Excerpted records: Begin

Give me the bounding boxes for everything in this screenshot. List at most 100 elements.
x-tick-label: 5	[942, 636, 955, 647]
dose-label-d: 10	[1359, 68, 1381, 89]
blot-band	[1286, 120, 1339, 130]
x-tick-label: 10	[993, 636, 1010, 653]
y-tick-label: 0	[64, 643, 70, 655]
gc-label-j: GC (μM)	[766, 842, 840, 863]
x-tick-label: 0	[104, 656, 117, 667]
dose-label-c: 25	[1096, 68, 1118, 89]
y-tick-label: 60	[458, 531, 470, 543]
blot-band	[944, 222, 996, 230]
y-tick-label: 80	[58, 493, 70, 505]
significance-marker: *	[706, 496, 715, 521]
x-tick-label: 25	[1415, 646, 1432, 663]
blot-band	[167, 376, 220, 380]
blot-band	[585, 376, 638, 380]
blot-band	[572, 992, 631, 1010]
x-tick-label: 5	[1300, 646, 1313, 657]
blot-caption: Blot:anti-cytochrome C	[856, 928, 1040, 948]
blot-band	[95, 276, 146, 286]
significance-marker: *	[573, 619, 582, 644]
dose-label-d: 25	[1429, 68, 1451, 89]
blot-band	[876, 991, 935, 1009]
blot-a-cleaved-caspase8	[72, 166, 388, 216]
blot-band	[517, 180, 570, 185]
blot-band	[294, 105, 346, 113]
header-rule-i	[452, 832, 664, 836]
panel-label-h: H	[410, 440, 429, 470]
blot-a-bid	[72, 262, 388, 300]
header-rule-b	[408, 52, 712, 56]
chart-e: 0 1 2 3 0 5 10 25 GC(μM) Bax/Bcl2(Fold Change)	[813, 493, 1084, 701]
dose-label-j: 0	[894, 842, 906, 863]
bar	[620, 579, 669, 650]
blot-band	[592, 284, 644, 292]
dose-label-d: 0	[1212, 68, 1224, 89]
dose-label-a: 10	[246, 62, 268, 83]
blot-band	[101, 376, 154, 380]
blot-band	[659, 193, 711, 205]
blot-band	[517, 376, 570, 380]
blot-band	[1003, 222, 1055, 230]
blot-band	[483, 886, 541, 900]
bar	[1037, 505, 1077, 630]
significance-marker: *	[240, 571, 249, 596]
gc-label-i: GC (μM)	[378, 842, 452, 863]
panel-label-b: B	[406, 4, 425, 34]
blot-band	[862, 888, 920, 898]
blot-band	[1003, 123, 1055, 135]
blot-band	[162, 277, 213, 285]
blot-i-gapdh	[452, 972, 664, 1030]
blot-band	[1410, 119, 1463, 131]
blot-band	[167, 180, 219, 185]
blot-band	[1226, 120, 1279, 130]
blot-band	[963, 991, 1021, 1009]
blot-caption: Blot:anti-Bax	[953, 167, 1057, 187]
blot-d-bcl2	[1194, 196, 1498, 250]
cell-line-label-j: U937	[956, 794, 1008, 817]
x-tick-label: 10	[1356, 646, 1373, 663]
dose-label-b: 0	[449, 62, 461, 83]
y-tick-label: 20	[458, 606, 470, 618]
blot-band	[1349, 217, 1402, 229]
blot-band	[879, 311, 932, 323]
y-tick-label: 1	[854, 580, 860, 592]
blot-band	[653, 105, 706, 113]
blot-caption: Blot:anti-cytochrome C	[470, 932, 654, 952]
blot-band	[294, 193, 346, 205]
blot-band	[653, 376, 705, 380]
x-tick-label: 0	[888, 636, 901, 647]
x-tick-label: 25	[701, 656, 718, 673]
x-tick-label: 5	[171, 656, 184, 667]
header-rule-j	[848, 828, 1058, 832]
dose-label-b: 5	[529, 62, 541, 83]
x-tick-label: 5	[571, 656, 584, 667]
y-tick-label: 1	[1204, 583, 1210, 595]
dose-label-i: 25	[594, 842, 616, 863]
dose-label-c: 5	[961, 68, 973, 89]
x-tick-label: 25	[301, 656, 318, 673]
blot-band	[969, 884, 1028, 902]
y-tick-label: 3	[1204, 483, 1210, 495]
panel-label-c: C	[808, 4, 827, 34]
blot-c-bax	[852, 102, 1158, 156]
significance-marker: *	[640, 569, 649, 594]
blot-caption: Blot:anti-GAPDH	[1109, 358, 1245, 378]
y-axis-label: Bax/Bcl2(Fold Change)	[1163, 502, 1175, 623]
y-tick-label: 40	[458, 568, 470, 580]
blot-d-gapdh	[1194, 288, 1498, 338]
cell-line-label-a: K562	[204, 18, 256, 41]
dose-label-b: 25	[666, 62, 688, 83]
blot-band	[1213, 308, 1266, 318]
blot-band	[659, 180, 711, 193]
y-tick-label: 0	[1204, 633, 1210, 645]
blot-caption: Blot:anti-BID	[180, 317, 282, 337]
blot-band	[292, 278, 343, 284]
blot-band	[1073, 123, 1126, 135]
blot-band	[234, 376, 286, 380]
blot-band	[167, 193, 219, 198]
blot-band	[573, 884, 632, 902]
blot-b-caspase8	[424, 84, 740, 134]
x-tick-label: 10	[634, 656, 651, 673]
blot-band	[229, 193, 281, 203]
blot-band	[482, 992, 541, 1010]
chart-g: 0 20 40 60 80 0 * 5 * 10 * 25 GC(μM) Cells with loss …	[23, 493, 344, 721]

Excerpted records: End

Retype the entries in full. Keep every line identical.

Give me the bounding boxes for everything in this screenshot. List at most 100 elements.
x-tick-label: 5	[942, 636, 955, 647]
dose-label-d: 10	[1359, 68, 1381, 89]
blot-band	[1286, 120, 1339, 130]
x-tick-label: 10	[993, 636, 1010, 653]
y-tick-label: 0	[64, 643, 70, 655]
gc-label-j: GC (μM)	[766, 842, 840, 863]
x-tick-label: 0	[104, 656, 117, 667]
dose-label-c: 25	[1096, 68, 1118, 89]
y-tick-label: 60	[458, 531, 470, 543]
blot-band	[944, 222, 996, 230]
y-tick-label: 80	[58, 493, 70, 505]
significance-marker: *	[706, 496, 715, 521]
x-tick-label: 25	[1415, 646, 1432, 663]
blot-band	[167, 376, 220, 380]
blot-band	[585, 376, 638, 380]
blot-band	[572, 992, 631, 1010]
x-tick-label: 5	[1300, 646, 1313, 657]
blot-caption: Blot:anti-cytochrome C	[856, 928, 1040, 948]
blot-band	[95, 276, 146, 286]
significance-marker: *	[573, 619, 582, 644]
dose-label-d: 25	[1429, 68, 1451, 89]
blot-band	[876, 991, 935, 1009]
blot-a-cleaved-caspase8	[72, 166, 388, 216]
blot-band	[517, 180, 570, 185]
blot-band	[294, 105, 346, 113]
header-rule-i	[452, 832, 664, 836]
panel-label-h: H	[410, 440, 429, 470]
blot-a-bid	[72, 262, 388, 300]
header-rule-b	[408, 52, 712, 56]
chart-e: 0 1 2 3 0 5 10 25 GC(μM) Bax/Bcl2(Fold Change)	[813, 493, 1084, 701]
dose-label-j: 0	[894, 842, 906, 863]
bar	[620, 579, 669, 650]
blot-band	[592, 284, 644, 292]
dose-label-d: 0	[1212, 68, 1224, 89]
dose-label-a: 10	[246, 62, 268, 83]
blot-band	[101, 376, 154, 380]
blot-band	[659, 193, 711, 205]
blot-band	[517, 376, 570, 380]
blot-band	[1003, 222, 1055, 230]
blot-band	[483, 886, 541, 900]
bar	[1037, 505, 1077, 630]
significance-marker: *	[240, 571, 249, 596]
gc-label-i: GC (μM)	[378, 842, 452, 863]
panel-label-b: B	[406, 4, 425, 34]
blot-band	[862, 888, 920, 898]
blot-band	[1003, 123, 1055, 135]
blot-band	[162, 277, 213, 285]
blot-i-gapdh	[452, 972, 664, 1030]
blot-band	[1410, 119, 1463, 131]
blot-band	[167, 180, 219, 185]
blot-band	[1226, 120, 1279, 130]
blot-band	[963, 991, 1021, 1009]
blot-caption: Blot:anti-Bax	[953, 167, 1057, 187]
blot-d-bcl2	[1194, 196, 1498, 250]
cell-line-label-j: U937	[956, 794, 1008, 817]
x-tick-label: 10	[1356, 646, 1373, 663]
dose-label-b: 0	[449, 62, 461, 83]
y-tick-label: 20	[458, 606, 470, 618]
blot-band	[1349, 217, 1402, 229]
blot-band	[879, 311, 932, 323]
y-tick-label: 1	[854, 580, 860, 592]
blot-band	[653, 105, 706, 113]
blot-caption: Blot:anti-cytochrome C	[470, 932, 654, 952]
blot-band	[294, 193, 346, 205]
blot-band	[653, 376, 705, 380]
x-tick-label: 0	[888, 636, 901, 647]
x-tick-label: 25	[701, 656, 718, 673]
x-tick-label: 5	[171, 656, 184, 667]
header-rule-j	[848, 828, 1058, 832]
dose-label-b: 5	[529, 62, 541, 83]
x-tick-label: 5	[571, 656, 584, 667]
y-tick-label: 1	[1204, 583, 1210, 595]
dose-label-i: 25	[594, 842, 616, 863]
dose-label-c: 5	[961, 68, 973, 89]
x-tick-label: 25	[301, 656, 318, 673]
blot-band	[969, 884, 1028, 902]
y-tick-label: 3	[1204, 483, 1210, 495]
panel-label-c: C	[808, 4, 827, 34]
blot-c-bax	[852, 102, 1158, 156]
significance-marker: *	[640, 569, 649, 594]
blot-caption: Blot:anti-GAPDH	[1109, 358, 1245, 378]
y-axis-label: Bax/Bcl2(Fold Change)	[1163, 502, 1175, 623]
y-tick-label: 40	[458, 568, 470, 580]
blot-d-gapdh	[1194, 288, 1498, 338]
cell-line-label-a: K562	[204, 18, 256, 41]
dose-label-b: 25	[666, 62, 688, 83]
blot-band	[1213, 308, 1266, 318]
blot-band	[659, 180, 711, 193]
y-tick-label: 0	[1204, 633, 1210, 645]
blot-caption: Blot:anti-BID	[180, 317, 282, 337]
blot-band	[292, 278, 343, 284]
blot-band	[1073, 123, 1126, 135]
blot-band	[234, 376, 286, 380]
blot-band	[167, 193, 219, 198]
blot-band	[573, 884, 632, 902]
blot-b-caspase8	[424, 84, 740, 134]
x-tick-label: 10	[634, 656, 651, 673]
blot-band	[229, 193, 281, 203]
blot-band	[482, 992, 541, 1010]
chart-g: 0 20 40 60 80 0 * 5 * 10 * 25 GC(μM) Cells with loss …	[23, 493, 344, 721]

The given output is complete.